* begin *
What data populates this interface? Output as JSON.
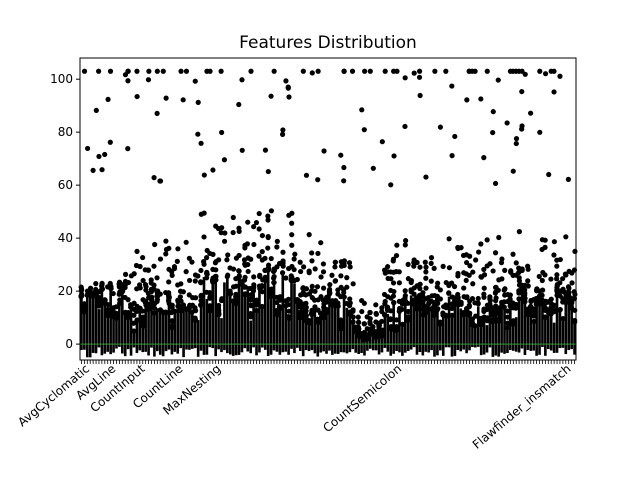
{
  "chart_data": {
    "type": "box",
    "title": "Features Distribution",
    "xlabel": "",
    "ylabel": "",
    "ylim": [
      -6,
      108
    ],
    "yticks": [
      0,
      20,
      40,
      60,
      80,
      100
    ],
    "grid": false,
    "legend": "none",
    "median_color": "#2ca02c",
    "flier_color": "#000000",
    "box_color": "#000000",
    "num_features": 170,
    "visible_xtick_labels": [
      "AvgCyclomatic",
      "AvgLine",
      "CountInput",
      "CountLine",
      "MaxNesting",
      "CountSemicolon",
      "Flawfinder_insmatch"
    ],
    "distribution_summary": {
      "median": 0,
      "typical_q3": 8,
      "max_outlier": 103
    }
  }
}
* end *
=== Your goal ===
Leave out the pictures and repeat everything else in the records exactly.

=== Solution for this exercise ===
What data populates this interface? Output as JSON.
{
  "chart_data": {
    "type": "box",
    "title": "Features Distribution",
    "xlabel": "",
    "ylabel": "",
    "ylim": [
      -6,
      108
    ],
    "yticks": [
      0,
      20,
      40,
      60,
      80,
      100
    ],
    "grid": false,
    "legend": "none",
    "median_color": "#2ca02c",
    "flier_color": "#000000",
    "box_color": "#000000",
    "num_features": 170,
    "visible_xtick_labels": [
      "AvgCyclomatic",
      "AvgLine",
      "CountInput",
      "CountLine",
      "MaxNesting",
      "CountSemicolon",
      "Flawfinder_insmatch"
    ],
    "distribution_summary": {
      "median": 0,
      "typical_q3": 8,
      "max_outlier": 103
    }
  }
}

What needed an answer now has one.